Task goal —
Copy the data below verbatim, from its first line up to and including the line that contains "tab-receipts[interactable]: Receipts (351, 1318, 501, 1425)".

◇ ◇ ◇ ◇

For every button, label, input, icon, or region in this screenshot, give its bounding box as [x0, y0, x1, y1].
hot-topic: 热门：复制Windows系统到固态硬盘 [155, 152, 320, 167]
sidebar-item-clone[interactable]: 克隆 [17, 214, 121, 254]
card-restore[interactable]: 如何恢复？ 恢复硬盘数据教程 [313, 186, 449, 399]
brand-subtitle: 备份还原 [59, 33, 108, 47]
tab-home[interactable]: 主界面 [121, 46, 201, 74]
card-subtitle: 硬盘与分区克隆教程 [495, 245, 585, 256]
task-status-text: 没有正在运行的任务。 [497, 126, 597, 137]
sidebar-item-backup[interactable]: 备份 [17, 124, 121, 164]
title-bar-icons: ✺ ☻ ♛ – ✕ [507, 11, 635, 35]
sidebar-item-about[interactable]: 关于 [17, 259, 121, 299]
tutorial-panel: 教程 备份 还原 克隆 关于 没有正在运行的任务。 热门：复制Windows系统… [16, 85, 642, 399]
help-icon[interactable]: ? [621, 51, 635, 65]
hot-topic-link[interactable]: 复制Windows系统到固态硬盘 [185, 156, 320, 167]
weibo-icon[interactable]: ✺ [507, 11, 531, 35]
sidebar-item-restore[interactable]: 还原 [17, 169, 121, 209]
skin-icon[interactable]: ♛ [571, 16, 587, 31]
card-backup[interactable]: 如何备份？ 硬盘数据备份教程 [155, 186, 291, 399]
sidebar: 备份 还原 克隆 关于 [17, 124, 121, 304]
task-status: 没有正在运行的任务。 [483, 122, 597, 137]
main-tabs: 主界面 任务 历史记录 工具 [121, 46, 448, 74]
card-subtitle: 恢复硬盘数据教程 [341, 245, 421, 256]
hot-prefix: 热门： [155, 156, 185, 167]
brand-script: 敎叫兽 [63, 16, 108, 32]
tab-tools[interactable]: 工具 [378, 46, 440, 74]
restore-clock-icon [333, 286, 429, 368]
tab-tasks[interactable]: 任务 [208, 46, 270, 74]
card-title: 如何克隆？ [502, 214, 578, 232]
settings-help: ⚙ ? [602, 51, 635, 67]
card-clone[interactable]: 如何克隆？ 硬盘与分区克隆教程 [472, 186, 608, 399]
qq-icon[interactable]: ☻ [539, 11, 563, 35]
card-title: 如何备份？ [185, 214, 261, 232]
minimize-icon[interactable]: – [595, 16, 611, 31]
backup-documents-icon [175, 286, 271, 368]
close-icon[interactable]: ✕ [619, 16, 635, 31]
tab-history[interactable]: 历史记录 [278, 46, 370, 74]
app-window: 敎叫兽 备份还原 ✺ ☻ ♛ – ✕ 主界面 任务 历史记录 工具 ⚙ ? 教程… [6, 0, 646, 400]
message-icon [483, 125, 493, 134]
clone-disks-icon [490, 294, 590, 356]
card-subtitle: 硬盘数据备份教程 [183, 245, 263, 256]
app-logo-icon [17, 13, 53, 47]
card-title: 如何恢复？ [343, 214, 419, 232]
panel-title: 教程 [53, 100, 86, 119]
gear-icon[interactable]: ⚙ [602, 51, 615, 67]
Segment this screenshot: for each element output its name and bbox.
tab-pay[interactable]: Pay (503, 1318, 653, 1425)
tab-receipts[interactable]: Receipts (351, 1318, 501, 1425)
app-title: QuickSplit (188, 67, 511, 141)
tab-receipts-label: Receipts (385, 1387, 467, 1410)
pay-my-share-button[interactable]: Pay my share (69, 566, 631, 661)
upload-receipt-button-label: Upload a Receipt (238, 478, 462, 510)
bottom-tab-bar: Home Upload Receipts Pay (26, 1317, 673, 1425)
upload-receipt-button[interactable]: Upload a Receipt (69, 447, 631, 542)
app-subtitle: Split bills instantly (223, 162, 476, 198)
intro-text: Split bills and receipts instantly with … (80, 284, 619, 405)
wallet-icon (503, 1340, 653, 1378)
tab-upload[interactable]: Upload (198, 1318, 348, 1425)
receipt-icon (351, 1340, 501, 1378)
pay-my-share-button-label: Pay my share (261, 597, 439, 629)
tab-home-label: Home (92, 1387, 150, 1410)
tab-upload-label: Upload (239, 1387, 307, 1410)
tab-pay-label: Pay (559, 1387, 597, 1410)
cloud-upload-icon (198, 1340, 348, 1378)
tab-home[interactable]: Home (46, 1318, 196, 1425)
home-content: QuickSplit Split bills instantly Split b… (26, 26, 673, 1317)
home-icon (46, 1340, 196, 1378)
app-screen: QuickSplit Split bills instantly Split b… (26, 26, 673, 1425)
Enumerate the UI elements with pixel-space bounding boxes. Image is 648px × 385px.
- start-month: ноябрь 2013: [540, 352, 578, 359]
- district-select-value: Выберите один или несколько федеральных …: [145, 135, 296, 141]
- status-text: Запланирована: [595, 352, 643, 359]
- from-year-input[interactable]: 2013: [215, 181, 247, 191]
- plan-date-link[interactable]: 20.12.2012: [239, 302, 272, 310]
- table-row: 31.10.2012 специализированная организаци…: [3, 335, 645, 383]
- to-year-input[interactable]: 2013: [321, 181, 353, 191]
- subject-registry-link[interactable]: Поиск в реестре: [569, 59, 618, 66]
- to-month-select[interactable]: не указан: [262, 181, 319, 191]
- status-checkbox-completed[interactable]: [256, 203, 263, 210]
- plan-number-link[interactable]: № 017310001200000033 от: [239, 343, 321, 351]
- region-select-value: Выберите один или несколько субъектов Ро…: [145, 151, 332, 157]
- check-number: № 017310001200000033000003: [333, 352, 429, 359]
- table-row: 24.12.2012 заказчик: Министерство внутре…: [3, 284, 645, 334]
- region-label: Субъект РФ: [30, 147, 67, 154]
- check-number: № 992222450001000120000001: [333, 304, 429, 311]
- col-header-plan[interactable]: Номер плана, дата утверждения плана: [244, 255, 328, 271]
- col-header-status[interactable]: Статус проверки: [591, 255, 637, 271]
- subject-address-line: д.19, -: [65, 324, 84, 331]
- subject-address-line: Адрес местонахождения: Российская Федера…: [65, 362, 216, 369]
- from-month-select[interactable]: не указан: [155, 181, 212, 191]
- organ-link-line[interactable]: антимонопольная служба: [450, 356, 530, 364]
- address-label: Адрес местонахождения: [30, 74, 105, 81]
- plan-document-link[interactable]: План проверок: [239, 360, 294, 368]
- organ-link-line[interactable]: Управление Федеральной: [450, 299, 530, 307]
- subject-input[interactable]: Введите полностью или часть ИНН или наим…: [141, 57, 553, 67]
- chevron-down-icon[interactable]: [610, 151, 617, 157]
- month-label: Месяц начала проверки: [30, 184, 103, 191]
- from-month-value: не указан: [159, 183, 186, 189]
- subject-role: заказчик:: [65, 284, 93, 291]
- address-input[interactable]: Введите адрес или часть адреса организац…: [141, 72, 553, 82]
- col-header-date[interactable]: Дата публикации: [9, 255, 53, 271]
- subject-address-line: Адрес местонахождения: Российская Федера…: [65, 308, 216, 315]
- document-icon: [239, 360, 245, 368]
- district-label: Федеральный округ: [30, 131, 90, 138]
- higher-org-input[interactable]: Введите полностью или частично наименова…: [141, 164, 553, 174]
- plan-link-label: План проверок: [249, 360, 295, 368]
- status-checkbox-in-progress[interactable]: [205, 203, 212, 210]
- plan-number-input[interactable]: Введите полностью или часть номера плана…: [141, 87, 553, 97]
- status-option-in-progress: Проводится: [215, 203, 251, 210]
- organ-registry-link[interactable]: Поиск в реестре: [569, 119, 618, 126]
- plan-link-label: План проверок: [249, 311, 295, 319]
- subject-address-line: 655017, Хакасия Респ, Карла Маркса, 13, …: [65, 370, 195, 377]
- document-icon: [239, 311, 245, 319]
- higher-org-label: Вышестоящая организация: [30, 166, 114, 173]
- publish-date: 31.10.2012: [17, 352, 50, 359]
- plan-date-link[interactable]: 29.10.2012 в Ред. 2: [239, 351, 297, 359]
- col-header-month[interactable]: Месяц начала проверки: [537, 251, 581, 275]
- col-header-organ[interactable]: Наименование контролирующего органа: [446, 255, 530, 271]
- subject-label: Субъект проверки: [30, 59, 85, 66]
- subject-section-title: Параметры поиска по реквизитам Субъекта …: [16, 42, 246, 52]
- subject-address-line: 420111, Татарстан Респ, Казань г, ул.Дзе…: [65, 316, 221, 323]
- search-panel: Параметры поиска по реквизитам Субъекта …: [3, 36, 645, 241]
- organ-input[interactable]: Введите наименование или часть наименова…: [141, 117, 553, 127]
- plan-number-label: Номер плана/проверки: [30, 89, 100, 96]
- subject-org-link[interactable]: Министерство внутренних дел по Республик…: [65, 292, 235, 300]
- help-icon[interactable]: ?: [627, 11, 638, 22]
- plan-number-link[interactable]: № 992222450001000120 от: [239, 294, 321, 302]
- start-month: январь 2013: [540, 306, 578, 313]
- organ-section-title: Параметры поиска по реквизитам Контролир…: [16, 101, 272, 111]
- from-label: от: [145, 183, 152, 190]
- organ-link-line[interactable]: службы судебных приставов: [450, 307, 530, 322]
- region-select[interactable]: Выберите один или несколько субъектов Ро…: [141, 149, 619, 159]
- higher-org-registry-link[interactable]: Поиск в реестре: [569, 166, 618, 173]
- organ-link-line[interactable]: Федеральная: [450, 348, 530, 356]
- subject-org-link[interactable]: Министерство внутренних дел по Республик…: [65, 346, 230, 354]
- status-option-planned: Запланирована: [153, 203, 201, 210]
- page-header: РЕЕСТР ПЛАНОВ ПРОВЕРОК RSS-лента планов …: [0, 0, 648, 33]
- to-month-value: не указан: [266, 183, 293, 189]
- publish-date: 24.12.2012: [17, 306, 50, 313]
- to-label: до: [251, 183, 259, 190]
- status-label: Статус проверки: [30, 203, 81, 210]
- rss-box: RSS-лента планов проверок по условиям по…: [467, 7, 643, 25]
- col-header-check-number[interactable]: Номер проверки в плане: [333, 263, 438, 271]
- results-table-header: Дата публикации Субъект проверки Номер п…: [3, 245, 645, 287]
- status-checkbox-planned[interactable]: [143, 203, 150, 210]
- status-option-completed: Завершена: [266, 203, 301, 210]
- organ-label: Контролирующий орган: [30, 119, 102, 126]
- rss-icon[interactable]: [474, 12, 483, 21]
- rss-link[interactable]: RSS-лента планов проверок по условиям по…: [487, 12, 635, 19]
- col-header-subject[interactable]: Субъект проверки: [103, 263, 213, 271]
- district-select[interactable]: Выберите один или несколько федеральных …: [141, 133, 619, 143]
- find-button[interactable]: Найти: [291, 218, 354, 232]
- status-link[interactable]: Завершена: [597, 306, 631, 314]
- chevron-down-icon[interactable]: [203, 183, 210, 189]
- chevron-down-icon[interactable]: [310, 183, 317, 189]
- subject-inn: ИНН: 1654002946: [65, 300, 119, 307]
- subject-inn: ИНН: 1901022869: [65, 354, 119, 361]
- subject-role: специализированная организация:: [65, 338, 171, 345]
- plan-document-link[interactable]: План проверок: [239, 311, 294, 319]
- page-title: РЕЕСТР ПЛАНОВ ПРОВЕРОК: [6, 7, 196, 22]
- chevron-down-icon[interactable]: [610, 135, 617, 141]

◇ ◇ ◇ ◇

Reply to the exercise —
For every button, label, input, icon, or region in this screenshot, give its bounding box as [x0, y0, x1, y1].
hot-topic: 热门：复制Windows系统到固态硬盘 [155, 152, 320, 167]
sidebar-item-clone[interactable]: 克隆 [17, 214, 121, 254]
card-restore[interactable]: 如何恢复？ 恢复硬盘数据教程 [313, 186, 449, 399]
brand-subtitle: 备份还原 [59, 33, 108, 47]
tab-home[interactable]: 主界面 [121, 46, 201, 74]
card-subtitle: 硬盘与分区克隆教程 [495, 245, 585, 256]
task-status-text: 没有正在运行的任务。 [497, 126, 597, 137]
sidebar-item-backup[interactable]: 备份 [17, 124, 121, 164]
title-bar-icons: ✺ ☻ ♛ – ✕ [507, 11, 635, 35]
sidebar-item-about[interactable]: 关于 [17, 259, 121, 299]
tutorial-panel: 教程 备份 还原 克隆 关于 没有正在运行的任务。 热门：复制Windows系统… [16, 85, 642, 399]
help-icon[interactable]: ? [621, 51, 635, 65]
hot-topic-link[interactable]: 复制Windows系统到固态硬盘 [185, 156, 320, 167]
weibo-icon[interactable]: ✺ [507, 11, 531, 35]
sidebar-item-restore[interactable]: 还原 [17, 169, 121, 209]
skin-icon[interactable]: ♛ [571, 16, 587, 31]
card-backup[interactable]: 如何备份？ 硬盘数据备份教程 [155, 186, 291, 399]
sidebar: 备份 还原 克隆 关于 [17, 124, 121, 304]
task-status: 没有正在运行的任务。 [483, 122, 597, 137]
main-tabs: 主界面 任务 历史记录 工具 [121, 46, 448, 74]
card-subtitle: 恢复硬盘数据教程 [341, 245, 421, 256]
hot-prefix: 热门： [155, 156, 185, 167]
brand-script: 敎叫兽 [63, 16, 108, 32]
tab-tools[interactable]: 工具 [378, 46, 440, 74]
restore-clock-icon [333, 286, 429, 368]
tab-tasks[interactable]: 任务 [208, 46, 270, 74]
card-title: 如何克隆？ [502, 214, 578, 232]
settings-help: ⚙ ? [602, 51, 635, 67]
card-clone[interactable]: 如何克隆？ 硬盘与分区克隆教程 [472, 186, 608, 399]
qq-icon[interactable]: ☻ [539, 11, 563, 35]
card-title: 如何备份？ [185, 214, 261, 232]
minimize-icon[interactable]: – [595, 16, 611, 31]
backup-documents-icon [175, 286, 271, 368]
close-icon[interactable]: ✕ [619, 16, 635, 31]
tab-history[interactable]: 历史记录 [278, 46, 370, 74]
app-window: 敎叫兽 备份还原 ✺ ☻ ♛ – ✕ 主界面 任务 历史记录 工具 ⚙ ? 教程… [6, 0, 646, 400]
message-icon [483, 125, 493, 134]
clone-disks-icon [490, 294, 590, 356]
card-subtitle: 硬盘数据备份教程 [183, 245, 263, 256]
app-logo-icon [17, 13, 53, 47]
card-title: 如何恢复？ [343, 214, 419, 232]
panel-title: 教程 [53, 100, 86, 119]
gear-icon[interactable]: ⚙ [602, 51, 615, 67]
Segment this screenshot: for each element output its name and bbox.
tab-pay[interactable]: Pay (503, 1318, 653, 1425)
tab-receipts[interactable]: Receipts (351, 1318, 501, 1425)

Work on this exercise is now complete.